* Written request 1 *
According to the passage on Biden's gun restrictions, what was approval of his handling of gun policy in the May 2023 Associated Press poll?

━━━━━━

With 2024 fast approaching, President Joe Biden is ramping up efforts to impose new gun restrictions without Congressional approval.
On Thursday, The Reload published a leaked draft of a new rule that would curtail American gun exports. That is just the latest in an increasingly long line of unilateral moves by the Biden Administration to enact gun control before the election despite the lack of new legislation. It represents a bet by President Biden that voters will reward his attempts to restrict guns.
Biden’s overall approval rating is sitting at an all-time low as he rounds the corner into the election year. He currently trails all three of the leading Republican candidates for president. He’s nearly five points behind Nikki Haley in the Real Clear Politics average of polls. The same average has him trailing Donald Trump by 2.3 points in a potential rematch despite defeating the former president just three years ago.
His performance on gun policy appears to be one factor weighing down his re-election bid. While Americans started off split on his handling of firearms, things quickly deteriorated from there. In July 2022, YouGov found his numbers had sunk. By May 2023, approval of Biden’s handling of gun policy fell to an all-time low of 31 percent in an Associated Press poll.
Those numbers seem unlikely to improve anytime soon.
Through his first term, Biden has pursued federal rulemaking to impose gun restrictions on four different occasions. He’s also defended Trump’s rule banning bump stocks all the way up to the Supreme Court. But, as the SCOTUS case probably implies, these attempts have been marred by legal troubles.
Biden’s rule that seeks to force more Americans who sell used guns to obtain a federal license is still in the public comment phase. But the gun-related rules that have made it through to official adoption up to this point have been found unconstitutional in federal court. In November, a judge blocked enforcement of Biden’s pistol-brace ban across the country. In October, a Fifth Circuit panel enjoined his “ghost gun” ban.
However, he did score something of a victory when the Supreme Court stepped in to stay that Fifth Circuit ruling. That effectively allowed the Biden Administration to continue enforcing the ban as the legal case played out. Although, it doesn’t necessarily mean the Court will side with Biden on the case’s merits.

━━━━━━

* Written request 2 *
Rewrite the listing from its first line through the line containing "svg-text:Q1: Q1 xyxy=(313,764,342,789)", switching "Full Steam Ahead" to "Full Speed Ahead" and leaving everything else unchanged.

* Supplied entries *
━━━━━━

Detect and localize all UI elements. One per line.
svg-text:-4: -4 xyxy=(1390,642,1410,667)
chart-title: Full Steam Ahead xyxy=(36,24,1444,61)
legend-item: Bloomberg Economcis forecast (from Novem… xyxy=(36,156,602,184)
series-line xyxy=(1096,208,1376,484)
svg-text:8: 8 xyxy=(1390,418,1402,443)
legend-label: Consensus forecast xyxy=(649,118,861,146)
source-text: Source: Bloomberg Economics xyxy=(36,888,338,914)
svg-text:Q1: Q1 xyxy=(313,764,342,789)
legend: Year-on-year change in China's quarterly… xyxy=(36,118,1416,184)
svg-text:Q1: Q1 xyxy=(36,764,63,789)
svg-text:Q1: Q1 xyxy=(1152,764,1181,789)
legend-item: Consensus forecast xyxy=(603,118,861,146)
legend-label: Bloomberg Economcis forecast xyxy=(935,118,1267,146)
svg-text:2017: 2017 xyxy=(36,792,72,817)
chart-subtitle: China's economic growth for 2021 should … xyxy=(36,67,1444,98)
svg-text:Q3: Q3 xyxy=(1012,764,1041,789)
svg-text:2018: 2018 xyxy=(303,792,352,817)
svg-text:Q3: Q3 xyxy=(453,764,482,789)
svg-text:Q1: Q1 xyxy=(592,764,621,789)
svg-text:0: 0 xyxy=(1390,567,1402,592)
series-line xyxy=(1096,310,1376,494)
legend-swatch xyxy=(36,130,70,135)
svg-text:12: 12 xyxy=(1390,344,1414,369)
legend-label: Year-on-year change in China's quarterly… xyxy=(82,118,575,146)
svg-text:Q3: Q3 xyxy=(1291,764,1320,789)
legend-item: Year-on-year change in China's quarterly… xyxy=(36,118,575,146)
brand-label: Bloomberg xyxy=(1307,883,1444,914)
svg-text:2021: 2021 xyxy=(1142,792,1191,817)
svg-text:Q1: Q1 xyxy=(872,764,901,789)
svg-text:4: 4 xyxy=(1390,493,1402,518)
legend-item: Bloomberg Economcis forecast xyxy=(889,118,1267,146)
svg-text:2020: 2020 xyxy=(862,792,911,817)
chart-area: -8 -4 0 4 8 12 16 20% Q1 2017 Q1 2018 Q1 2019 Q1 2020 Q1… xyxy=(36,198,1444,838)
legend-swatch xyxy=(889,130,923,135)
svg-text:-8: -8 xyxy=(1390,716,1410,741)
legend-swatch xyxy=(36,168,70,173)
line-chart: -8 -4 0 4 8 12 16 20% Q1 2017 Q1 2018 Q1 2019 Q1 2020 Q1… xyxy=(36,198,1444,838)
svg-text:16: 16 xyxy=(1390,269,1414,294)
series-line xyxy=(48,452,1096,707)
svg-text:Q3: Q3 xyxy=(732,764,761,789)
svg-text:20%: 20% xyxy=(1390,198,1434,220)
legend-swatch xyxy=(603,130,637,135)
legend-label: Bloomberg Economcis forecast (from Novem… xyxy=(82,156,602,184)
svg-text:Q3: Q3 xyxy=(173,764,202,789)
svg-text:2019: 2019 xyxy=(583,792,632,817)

━━━━━━

* Solution 1 *
31 percent

* Solution 2 *
Detect and localize all UI elements. One per line.
svg-text:-4: -4 xyxy=(1390,642,1410,667)
chart-title: Full Speed Ahead xyxy=(36,24,1444,61)
legend-item: Bloomberg Economcis forecast (from Novem… xyxy=(36,156,602,184)
series-line xyxy=(1096,208,1376,484)
svg-text:8: 8 xyxy=(1390,418,1402,443)
legend-label: Consensus forecast xyxy=(649,118,861,146)
source-text: Source: Bloomberg Economics xyxy=(36,888,338,914)
svg-text:Q1: Q1 xyxy=(313,764,342,789)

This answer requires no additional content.